● **Instruction**
Omit the pictures, then write out every entry exactly as it reads.

:: Data to process ::

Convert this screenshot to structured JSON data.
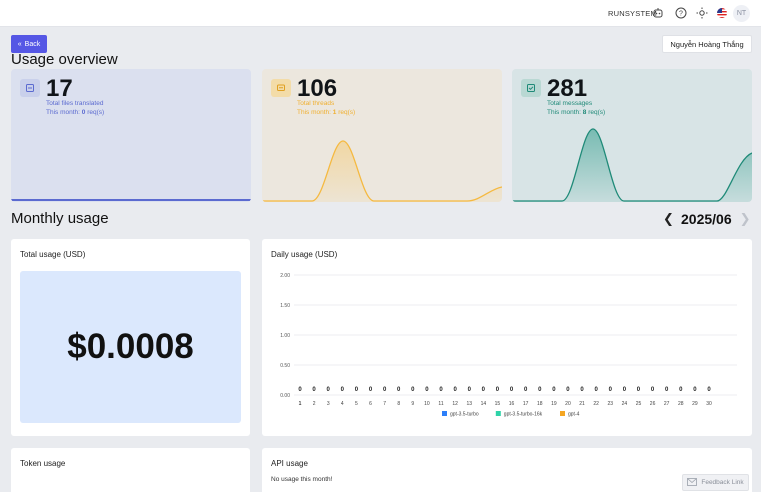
{
  "header": {
    "brand": "RUNSYSTEM",
    "avatar_initials": "NT",
    "icons": [
      "robot-icon",
      "help-icon",
      "theme-icon",
      "us-flag-icon"
    ]
  },
  "toolbar": {
    "back_label": "Back",
    "user_name": "Nguyễn Hoàng Thắng"
  },
  "overview": {
    "title": "Usage overview",
    "cards": [
      {
        "value": "17",
        "label": "Total files translated",
        "month_prefix": "This month: ",
        "month_value": "0",
        "month_suffix": " req(s)",
        "accent": "#5b6ad0",
        "bg": "#dbe0ef"
      },
      {
        "value": "106",
        "label": "Total threads",
        "month_prefix": "This month: ",
        "month_value": "1",
        "month_suffix": " req(s)",
        "accent": "#f5b940",
        "bg": "#ece7de"
      },
      {
        "value": "281",
        "label": "Total messages",
        "month_prefix": "This month: ",
        "month_value": "8",
        "month_suffix": " req(s)",
        "accent": "#2a9a88",
        "bg": "#d8e4e6"
      }
    ]
  },
  "monthly": {
    "title": "Monthly usage",
    "month": "2025/06",
    "total_title": "Total usage (USD)",
    "total_value": "$0.0008",
    "daily_title": "Daily usage (USD)",
    "token_title": "Token usage",
    "api_title": "API usage",
    "api_empty": "No usage this month!"
  },
  "feedback_label": "Feedback Link",
  "chart_data": {
    "type": "bar",
    "title": "Daily usage (USD)",
    "categories": [
      "1",
      "2",
      "3",
      "4",
      "5",
      "6",
      "7",
      "8",
      "9",
      "10",
      "11",
      "12",
      "13",
      "14",
      "15",
      "16",
      "17",
      "18",
      "19",
      "20",
      "21",
      "22",
      "23",
      "24",
      "25",
      "26",
      "27",
      "28",
      "29",
      "30"
    ],
    "series": [
      {
        "name": "gpt-3.5-turbo",
        "color": "#2d7ff9",
        "values": [
          0,
          0,
          0,
          0,
          0,
          0,
          0,
          0,
          0,
          0,
          0,
          0,
          0,
          0,
          0,
          0,
          0,
          0,
          0,
          0,
          0,
          0,
          0,
          0,
          0,
          0,
          0,
          0,
          0,
          0
        ]
      },
      {
        "name": "gpt-3.5-turbo-16k",
        "color": "#2ed3a8",
        "values": [
          0,
          0,
          0,
          0,
          0,
          0,
          0,
          0,
          0,
          0,
          0,
          0,
          0,
          0,
          0,
          0,
          0,
          0,
          0,
          0,
          0,
          0,
          0,
          0,
          0,
          0,
          0,
          0,
          0,
          0
        ]
      },
      {
        "name": "gpt-4",
        "color": "#f5a623",
        "values": [
          0,
          0,
          0,
          0,
          0,
          0,
          0,
          0,
          0,
          0,
          0,
          0,
          0,
          0,
          0,
          0,
          0,
          0,
          0,
          0,
          0,
          0,
          0,
          0,
          0,
          0,
          0,
          0,
          0,
          0
        ]
      }
    ],
    "daily_totals": [
      "0",
      "0",
      "0",
      "0",
      "0",
      "0",
      "0",
      "0",
      "0",
      "0",
      "0",
      "0",
      "0",
      "0",
      "0",
      "0",
      "0",
      "0",
      "0",
      "0",
      "0",
      "0",
      "0",
      "0",
      "0",
      "0",
      "0",
      "0",
      "0",
      "0"
    ],
    "y_ticks": [
      "2.00",
      "1.50",
      "1.00",
      "0.50",
      "0.00"
    ],
    "ylim": [
      0,
      2
    ],
    "grid": true,
    "legend_position": "bottom"
  }
}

:::

● **Solution for this task**
Convert this screenshot to structured JSON data.
{
  "header": {
    "brand": "RUNSYSTEM",
    "avatar_initials": "NT",
    "icons": [
      "robot-icon",
      "help-icon",
      "theme-icon",
      "us-flag-icon"
    ]
  },
  "toolbar": {
    "back_label": "Back",
    "user_name": "Nguyễn Hoàng Thắng"
  },
  "overview": {
    "title": "Usage overview",
    "cards": [
      {
        "value": "17",
        "label": "Total files translated",
        "month_prefix": "This month: ",
        "month_value": "0",
        "month_suffix": " req(s)",
        "accent": "#5b6ad0",
        "bg": "#dbe0ef"
      },
      {
        "value": "106",
        "label": "Total threads",
        "month_prefix": "This month: ",
        "month_value": "1",
        "month_suffix": " req(s)",
        "accent": "#f5b940",
        "bg": "#ece7de"
      },
      {
        "value": "281",
        "label": "Total messages",
        "month_prefix": "This month: ",
        "month_value": "8",
        "month_suffix": " req(s)",
        "accent": "#2a9a88",
        "bg": "#d8e4e6"
      }
    ]
  },
  "monthly": {
    "title": "Monthly usage",
    "month": "2025/06",
    "total_title": "Total usage (USD)",
    "total_value": "$0.0008",
    "daily_title": "Daily usage (USD)",
    "token_title": "Token usage",
    "api_title": "API usage",
    "api_empty": "No usage this month!"
  },
  "feedback_label": "Feedback Link",
  "chart_data": {
    "type": "bar",
    "title": "Daily usage (USD)",
    "categories": [
      "1",
      "2",
      "3",
      "4",
      "5",
      "6",
      "7",
      "8",
      "9",
      "10",
      "11",
      "12",
      "13",
      "14",
      "15",
      "16",
      "17",
      "18",
      "19",
      "20",
      "21",
      "22",
      "23",
      "24",
      "25",
      "26",
      "27",
      "28",
      "29",
      "30"
    ],
    "series": [
      {
        "name": "gpt-3.5-turbo",
        "color": "#2d7ff9",
        "values": [
          0,
          0,
          0,
          0,
          0,
          0,
          0,
          0,
          0,
          0,
          0,
          0,
          0,
          0,
          0,
          0,
          0,
          0,
          0,
          0,
          0,
          0,
          0,
          0,
          0,
          0,
          0,
          0,
          0,
          0
        ]
      },
      {
        "name": "gpt-3.5-turbo-16k",
        "color": "#2ed3a8",
        "values": [
          0,
          0,
          0,
          0,
          0,
          0,
          0,
          0,
          0,
          0,
          0,
          0,
          0,
          0,
          0,
          0,
          0,
          0,
          0,
          0,
          0,
          0,
          0,
          0,
          0,
          0,
          0,
          0,
          0,
          0
        ]
      },
      {
        "name": "gpt-4",
        "color": "#f5a623",
        "values": [
          0,
          0,
          0,
          0,
          0,
          0,
          0,
          0,
          0,
          0,
          0,
          0,
          0,
          0,
          0,
          0,
          0,
          0,
          0,
          0,
          0,
          0,
          0,
          0,
          0,
          0,
          0,
          0,
          0,
          0
        ]
      }
    ],
    "daily_totals": [
      "0",
      "0",
      "0",
      "0",
      "0",
      "0",
      "0",
      "0",
      "0",
      "0",
      "0",
      "0",
      "0",
      "0",
      "0",
      "0",
      "0",
      "0",
      "0",
      "0",
      "0",
      "0",
      "0",
      "0",
      "0",
      "0",
      "0",
      "0",
      "0",
      "0"
    ],
    "y_ticks": [
      "2.00",
      "1.50",
      "1.00",
      "0.50",
      "0.00"
    ],
    "ylim": [
      0,
      2
    ],
    "grid": true,
    "legend_position": "bottom"
  }
}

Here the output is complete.